Written task. Rewrite every row below as a numbered list, dropping any blank lines.

§ §

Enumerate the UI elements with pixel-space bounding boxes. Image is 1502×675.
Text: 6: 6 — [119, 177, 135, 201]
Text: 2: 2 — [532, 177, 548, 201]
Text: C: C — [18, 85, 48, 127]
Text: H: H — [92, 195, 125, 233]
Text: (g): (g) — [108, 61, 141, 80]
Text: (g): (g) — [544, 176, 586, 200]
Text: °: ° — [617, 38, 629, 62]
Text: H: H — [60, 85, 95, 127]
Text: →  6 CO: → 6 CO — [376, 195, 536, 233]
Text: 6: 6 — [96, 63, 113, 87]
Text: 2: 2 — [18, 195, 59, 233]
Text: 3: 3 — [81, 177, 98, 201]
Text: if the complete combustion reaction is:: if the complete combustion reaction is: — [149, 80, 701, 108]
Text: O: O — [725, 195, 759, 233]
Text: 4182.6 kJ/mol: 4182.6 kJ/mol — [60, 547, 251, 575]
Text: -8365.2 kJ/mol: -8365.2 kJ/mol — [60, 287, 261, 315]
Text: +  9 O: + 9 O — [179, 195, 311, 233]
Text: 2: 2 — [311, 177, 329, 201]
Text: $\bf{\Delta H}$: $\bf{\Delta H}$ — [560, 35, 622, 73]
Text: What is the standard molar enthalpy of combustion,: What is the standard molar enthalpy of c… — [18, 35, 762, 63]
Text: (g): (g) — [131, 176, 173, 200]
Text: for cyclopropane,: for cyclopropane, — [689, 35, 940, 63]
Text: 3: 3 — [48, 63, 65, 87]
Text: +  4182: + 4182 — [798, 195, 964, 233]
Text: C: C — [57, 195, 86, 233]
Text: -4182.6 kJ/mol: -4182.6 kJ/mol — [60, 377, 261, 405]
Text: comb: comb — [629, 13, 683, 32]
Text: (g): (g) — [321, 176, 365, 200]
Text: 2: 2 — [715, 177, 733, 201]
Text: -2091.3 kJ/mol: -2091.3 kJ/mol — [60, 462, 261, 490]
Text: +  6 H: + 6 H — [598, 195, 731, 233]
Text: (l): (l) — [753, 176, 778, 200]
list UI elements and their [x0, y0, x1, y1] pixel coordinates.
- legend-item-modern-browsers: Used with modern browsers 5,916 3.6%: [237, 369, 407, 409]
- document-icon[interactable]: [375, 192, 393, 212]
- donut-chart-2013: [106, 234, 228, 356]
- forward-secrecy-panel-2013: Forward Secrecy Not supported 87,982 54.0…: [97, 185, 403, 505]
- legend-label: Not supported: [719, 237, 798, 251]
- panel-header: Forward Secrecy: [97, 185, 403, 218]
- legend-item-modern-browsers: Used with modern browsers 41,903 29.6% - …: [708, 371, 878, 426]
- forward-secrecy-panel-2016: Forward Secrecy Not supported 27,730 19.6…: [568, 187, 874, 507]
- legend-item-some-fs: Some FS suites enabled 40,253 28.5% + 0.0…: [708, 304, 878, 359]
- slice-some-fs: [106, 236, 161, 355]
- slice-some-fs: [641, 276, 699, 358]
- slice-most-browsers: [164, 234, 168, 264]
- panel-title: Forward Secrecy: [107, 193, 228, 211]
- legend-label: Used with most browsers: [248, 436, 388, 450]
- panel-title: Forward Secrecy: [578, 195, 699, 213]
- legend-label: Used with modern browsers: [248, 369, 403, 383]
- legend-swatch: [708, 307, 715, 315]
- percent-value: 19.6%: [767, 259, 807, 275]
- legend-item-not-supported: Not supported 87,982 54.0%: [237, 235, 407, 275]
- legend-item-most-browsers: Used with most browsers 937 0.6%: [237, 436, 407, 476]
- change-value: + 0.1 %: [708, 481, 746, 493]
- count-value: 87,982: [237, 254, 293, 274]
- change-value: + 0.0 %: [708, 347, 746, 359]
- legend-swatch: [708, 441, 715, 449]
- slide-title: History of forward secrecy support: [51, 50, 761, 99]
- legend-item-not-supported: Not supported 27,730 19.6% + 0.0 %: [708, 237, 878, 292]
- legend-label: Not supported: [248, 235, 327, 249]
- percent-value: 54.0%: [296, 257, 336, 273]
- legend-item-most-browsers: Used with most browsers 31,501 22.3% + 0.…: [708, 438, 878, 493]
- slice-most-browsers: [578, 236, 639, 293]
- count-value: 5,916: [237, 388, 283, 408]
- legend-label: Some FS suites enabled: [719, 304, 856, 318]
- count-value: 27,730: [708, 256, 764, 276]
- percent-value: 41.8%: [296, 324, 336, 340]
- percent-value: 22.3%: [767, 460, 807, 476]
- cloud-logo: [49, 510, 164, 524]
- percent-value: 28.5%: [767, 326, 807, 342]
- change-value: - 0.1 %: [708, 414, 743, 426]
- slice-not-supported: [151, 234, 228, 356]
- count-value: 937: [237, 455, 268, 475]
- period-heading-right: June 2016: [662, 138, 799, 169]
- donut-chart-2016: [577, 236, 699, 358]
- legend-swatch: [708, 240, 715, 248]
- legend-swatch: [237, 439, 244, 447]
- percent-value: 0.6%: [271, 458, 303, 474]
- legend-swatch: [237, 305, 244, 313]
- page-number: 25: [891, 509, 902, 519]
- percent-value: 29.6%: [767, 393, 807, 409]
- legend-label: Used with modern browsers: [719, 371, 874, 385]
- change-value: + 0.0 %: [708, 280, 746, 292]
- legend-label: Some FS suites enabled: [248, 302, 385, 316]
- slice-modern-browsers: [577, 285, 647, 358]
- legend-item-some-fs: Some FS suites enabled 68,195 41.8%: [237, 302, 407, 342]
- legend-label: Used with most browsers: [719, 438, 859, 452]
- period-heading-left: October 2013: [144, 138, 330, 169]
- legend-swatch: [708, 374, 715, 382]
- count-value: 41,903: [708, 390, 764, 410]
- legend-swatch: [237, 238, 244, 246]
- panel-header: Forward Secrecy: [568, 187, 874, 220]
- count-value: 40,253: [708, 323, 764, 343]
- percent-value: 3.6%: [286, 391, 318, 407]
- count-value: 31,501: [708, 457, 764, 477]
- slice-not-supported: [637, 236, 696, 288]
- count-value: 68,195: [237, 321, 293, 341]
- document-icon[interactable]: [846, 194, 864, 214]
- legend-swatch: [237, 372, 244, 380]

§ §

Worked solution.
1. Enumerate the UI elements with pixel-space bounding boxes. Image is 1502×675.
2. Text: 6: 6 — [119, 177, 135, 201]
3. Text: 2: 2 — [532, 177, 548, 201]
4. Text: C: C — [18, 85, 48, 127]
5. Text: H: H — [92, 195, 125, 233]
6. Text: (g): (g) — [108, 61, 141, 80]
7. Text: (g): (g) — [544, 176, 586, 200]
8. Text: °: ° — [617, 38, 629, 62]
9. Text: H: H — [60, 85, 95, 127]
10. Text: →  6 CO: → 6 CO — [376, 195, 536, 233]
11. Text: 6: 6 — [96, 63, 113, 87]
12. Text: 2: 2 — [18, 195, 59, 233]
13. Text: 3: 3 — [81, 177, 98, 201]
14. Text: if the complete combustion reaction is:: if the complete combustion reaction is: — [149, 80, 701, 108]
15. Text: O: O — [725, 195, 759, 233]
16. Text: 4182.6 kJ/mol: 4182.6 kJ/mol — [60, 547, 251, 575]
17. Text: -8365.2 kJ/mol: -8365.2 kJ/mol — [60, 287, 261, 315]
18. Text: +  9 O: + 9 O — [179, 195, 311, 233]
19. Text: 2: 2 — [311, 177, 329, 201]
20. Text: $\bf{\Delta H}$: $\bf{\Delta H}$ — [560, 35, 622, 73]
21. Text: What is the standard molar enthalpy of combustion,: What is the standard molar enthalpy of c… — [18, 35, 762, 63]
22. Text: (g): (g) — [131, 176, 173, 200]
23. Text: for cyclopropane,: for cyclopropane, — [689, 35, 940, 63]
24. Text: 3: 3 — [48, 63, 65, 87]
25. Text: +  4182: + 4182 — [798, 195, 964, 233]
26. Text: C: C — [57, 195, 86, 233]
27. Text: -4182.6 kJ/mol: -4182.6 kJ/mol — [60, 377, 261, 405]
28. Text: comb: comb — [629, 13, 683, 32]
29. Text: (g): (g) — [321, 176, 365, 200]
30. Text: 2: 2 — [715, 177, 733, 201]
31. Text: -2091.3 kJ/mol: -2091.3 kJ/mol — [60, 462, 261, 490]
32. Text: +  6 H: + 6 H — [598, 195, 731, 233]
33. Text: (l): (l) — [753, 176, 778, 200]
34. list UI elements and their [x0, y0, x1, y1] pixel coordinates.
35. - legend-item-modern-browsers: Used with modern browsers 5,916 3.6%: [237, 369, 407, 409]
36. - document-icon[interactable]: [375, 192, 393, 212]
37. - donut-chart-2013: [106, 234, 228, 356]
38. - forward-secrecy-panel-2013: Forward Secrecy Not supported 87,982 54.0…: [97, 185, 403, 505]
39. - legend-label: Not supported: [719, 237, 798, 251]
40. - panel-header: Forward Secrecy: [97, 185, 403, 218]
41. - legend-item-modern-browsers: Used with modern browsers 41,903 29.6% - …: [708, 371, 878, 426]
42. - forward-secrecy-panel-2016: Forward Secrecy Not supported 27,730 19.6…: [568, 187, 874, 507]
43. - legend-item-some-fs: Some FS suites enabled 40,253 28.5% + 0.0…: [708, 304, 878, 359]
44. - slice-some-fs: [106, 236, 161, 355]
45. - slice-some-fs: [641, 276, 699, 358]
46. - slice-most-browsers: [164, 234, 168, 264]
47. - panel-title: Forward Secrecy: [107, 193, 228, 211]
48. - legend-label: Used with most browsers: [248, 436, 388, 450]
49. - panel-title: Forward Secrecy: [578, 195, 699, 213]
50. - legend-label: Used with modern browsers: [248, 369, 403, 383]
51. - legend-swatch: [708, 307, 715, 315]
52. - percent-value: 19.6%: [767, 259, 807, 275]
53. - legend-item-not-supported: Not supported 87,982 54.0%: [237, 235, 407, 275]
54. - legend-item-most-browsers: Used with most browsers 937 0.6%: [237, 436, 407, 476]
55. - change-value: + 0.1 %: [708, 481, 746, 493]
56. - count-value: 87,982: [237, 254, 293, 274]
57. - change-value: + 0.0 %: [708, 347, 746, 359]
58. - legend-swatch: [708, 441, 715, 449]
59. - slide-title: History of forward secrecy support: [51, 50, 761, 99]
60. - legend-item-not-supported: Not supported 27,730 19.6% + 0.0 %: [708, 237, 878, 292]
61. - legend-label: Not supported: [248, 235, 327, 249]
62. - percent-value: 54.0%: [296, 257, 336, 273]
63. - legend-item-most-browsers: Used with most browsers 31,501 22.3% + 0.…: [708, 438, 878, 493]
64. - slice-most-browsers: [578, 236, 639, 293]
65. - count-value: 5,916: [237, 388, 283, 408]
66. - legend-label: Some FS suites enabled: [719, 304, 856, 318]
67. - count-value: 27,730: [708, 256, 764, 276]
68. - percent-value: 41.8%: [296, 324, 336, 340]
69. - percent-value: 22.3%: [767, 460, 807, 476]
70. - cloud-logo: [49, 510, 164, 524]
71. - percent-value: 28.5%: [767, 326, 807, 342]
72. - change-value: - 0.1 %: [708, 414, 743, 426]
73. - slice-not-supported: [151, 234, 228, 356]
74. - count-value: 937: [237, 455, 268, 475]
75. - period-heading-right: June 2016: [662, 138, 799, 169]
76. - donut-chart-2016: [577, 236, 699, 358]
77. - legend-swatch: [708, 240, 715, 248]
78. - legend-swatch: [237, 439, 244, 447]
79. - percent-value: 0.6%: [271, 458, 303, 474]
80. - legend-swatch: [237, 305, 244, 313]
81. - page-number: 25: [891, 509, 902, 519]
82. - percent-value: 29.6%: [767, 393, 807, 409]
83. - legend-label: Used with modern browsers: [719, 371, 874, 385]
84. - change-value: + 0.0 %: [708, 280, 746, 292]
85. - legend-label: Some FS suites enabled: [248, 302, 385, 316]
86. - slice-modern-browsers: [577, 285, 647, 358]
87. - legend-item-some-fs: Some FS suites enabled 68,195 41.8%: [237, 302, 407, 342]
88. - legend-label: Used with most browsers: [719, 438, 859, 452]
89. - period-heading-left: October 2013: [144, 138, 330, 169]
90. - legend-swatch: [708, 374, 715, 382]
91. - count-value: 41,903: [708, 390, 764, 410]
92. - legend-swatch: [237, 238, 244, 246]
93. - panel-header: Forward Secrecy: [568, 187, 874, 220]
94. - count-value: 40,253: [708, 323, 764, 343]
95. - percent-value: 3.6%: [286, 391, 318, 407]
96. - count-value: 31,501: [708, 457, 764, 477]
97. - slice-not-supported: [637, 236, 696, 288]
98. - count-value: 68,195: [237, 321, 293, 341]
99. - document-icon[interactable]: [846, 194, 864, 214]
100. - legend-swatch: [237, 372, 244, 380]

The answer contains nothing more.